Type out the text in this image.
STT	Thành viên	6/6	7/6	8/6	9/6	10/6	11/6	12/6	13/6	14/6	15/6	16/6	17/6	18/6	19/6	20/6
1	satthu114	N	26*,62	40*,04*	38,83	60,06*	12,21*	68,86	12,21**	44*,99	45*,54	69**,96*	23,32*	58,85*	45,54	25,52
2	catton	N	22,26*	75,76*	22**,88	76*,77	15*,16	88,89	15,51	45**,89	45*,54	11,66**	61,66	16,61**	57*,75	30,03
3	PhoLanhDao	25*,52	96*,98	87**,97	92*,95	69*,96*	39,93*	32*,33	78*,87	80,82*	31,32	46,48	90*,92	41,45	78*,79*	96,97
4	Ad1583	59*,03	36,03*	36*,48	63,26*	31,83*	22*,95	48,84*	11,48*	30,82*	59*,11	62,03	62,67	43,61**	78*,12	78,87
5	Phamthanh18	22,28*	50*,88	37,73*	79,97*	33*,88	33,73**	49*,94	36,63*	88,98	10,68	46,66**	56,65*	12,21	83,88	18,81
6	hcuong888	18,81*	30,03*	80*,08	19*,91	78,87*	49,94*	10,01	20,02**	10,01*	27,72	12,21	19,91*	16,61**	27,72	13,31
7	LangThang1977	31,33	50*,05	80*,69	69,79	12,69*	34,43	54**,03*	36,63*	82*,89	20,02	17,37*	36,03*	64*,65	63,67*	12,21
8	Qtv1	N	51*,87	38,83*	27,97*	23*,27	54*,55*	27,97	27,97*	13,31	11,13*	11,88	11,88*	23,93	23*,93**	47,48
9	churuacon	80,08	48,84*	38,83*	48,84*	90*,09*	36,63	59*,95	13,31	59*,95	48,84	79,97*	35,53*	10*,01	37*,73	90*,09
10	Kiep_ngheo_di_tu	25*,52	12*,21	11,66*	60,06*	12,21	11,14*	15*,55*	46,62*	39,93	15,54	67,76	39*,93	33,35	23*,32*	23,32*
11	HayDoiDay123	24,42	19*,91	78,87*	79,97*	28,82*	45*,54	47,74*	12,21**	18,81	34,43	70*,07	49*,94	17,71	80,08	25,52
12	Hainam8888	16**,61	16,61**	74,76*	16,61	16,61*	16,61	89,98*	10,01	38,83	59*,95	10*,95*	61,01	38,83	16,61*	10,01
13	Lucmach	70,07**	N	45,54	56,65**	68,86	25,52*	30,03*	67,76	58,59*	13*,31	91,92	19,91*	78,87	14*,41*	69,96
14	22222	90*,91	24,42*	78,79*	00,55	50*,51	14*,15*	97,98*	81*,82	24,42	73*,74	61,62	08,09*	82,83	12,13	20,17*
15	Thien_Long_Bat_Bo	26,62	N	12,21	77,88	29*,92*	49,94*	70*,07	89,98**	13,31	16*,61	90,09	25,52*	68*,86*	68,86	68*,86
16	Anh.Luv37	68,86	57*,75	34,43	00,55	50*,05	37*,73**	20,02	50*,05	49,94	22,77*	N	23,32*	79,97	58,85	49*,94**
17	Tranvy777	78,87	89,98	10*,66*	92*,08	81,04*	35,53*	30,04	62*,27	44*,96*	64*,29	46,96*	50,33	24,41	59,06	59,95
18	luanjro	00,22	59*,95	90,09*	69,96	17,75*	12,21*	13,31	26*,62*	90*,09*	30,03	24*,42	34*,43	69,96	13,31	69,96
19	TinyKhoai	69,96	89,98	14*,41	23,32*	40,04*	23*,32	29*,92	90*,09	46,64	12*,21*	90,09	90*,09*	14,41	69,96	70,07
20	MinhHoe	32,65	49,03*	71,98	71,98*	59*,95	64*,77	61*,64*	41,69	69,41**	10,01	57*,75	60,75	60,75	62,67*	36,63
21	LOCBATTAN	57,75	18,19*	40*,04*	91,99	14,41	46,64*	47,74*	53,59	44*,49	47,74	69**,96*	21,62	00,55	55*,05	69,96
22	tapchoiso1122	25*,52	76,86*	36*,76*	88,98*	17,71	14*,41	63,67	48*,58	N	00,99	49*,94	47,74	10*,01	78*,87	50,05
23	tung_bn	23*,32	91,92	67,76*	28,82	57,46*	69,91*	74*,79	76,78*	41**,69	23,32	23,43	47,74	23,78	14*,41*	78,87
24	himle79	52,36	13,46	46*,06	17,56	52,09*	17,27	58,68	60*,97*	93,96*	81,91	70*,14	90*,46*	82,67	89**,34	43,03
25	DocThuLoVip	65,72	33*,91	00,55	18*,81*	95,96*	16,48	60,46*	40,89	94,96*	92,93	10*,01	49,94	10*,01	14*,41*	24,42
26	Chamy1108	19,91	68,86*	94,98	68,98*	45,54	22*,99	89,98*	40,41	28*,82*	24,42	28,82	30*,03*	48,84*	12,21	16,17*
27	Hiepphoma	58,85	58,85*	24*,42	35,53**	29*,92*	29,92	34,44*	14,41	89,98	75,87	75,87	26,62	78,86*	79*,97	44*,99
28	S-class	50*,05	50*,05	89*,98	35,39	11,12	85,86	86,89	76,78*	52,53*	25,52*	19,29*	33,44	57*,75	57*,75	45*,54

...

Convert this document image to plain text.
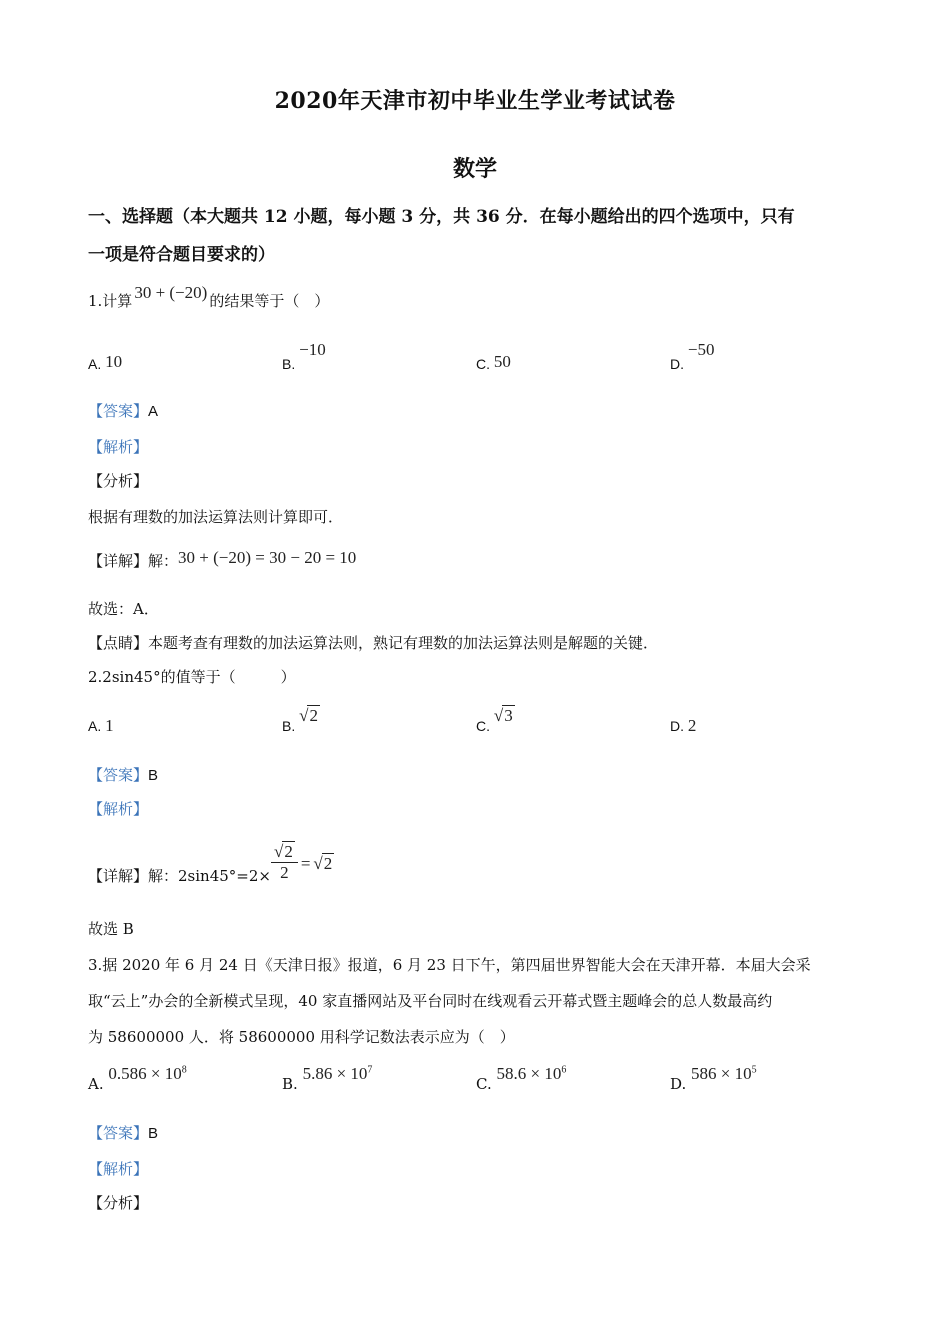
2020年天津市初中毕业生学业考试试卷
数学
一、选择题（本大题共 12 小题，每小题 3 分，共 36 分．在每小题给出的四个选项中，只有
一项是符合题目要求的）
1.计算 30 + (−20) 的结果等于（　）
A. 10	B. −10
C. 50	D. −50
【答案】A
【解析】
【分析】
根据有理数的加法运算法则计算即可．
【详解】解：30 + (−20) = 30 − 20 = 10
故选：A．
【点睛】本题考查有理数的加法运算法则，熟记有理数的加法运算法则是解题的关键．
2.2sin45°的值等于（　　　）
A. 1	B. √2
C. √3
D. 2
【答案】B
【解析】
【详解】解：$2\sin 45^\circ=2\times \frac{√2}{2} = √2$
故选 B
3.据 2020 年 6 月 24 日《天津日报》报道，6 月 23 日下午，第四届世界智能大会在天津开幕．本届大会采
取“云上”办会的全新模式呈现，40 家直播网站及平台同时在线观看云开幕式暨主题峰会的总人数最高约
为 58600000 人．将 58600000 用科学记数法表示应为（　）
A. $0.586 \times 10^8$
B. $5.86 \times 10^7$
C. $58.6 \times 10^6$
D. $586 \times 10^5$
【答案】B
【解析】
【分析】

■ **Exercise description**
Copy each line of the records above that carries the word "text".

■ **Solution to the exercise**
Type out the text in this image.
Convert this document image to plain text.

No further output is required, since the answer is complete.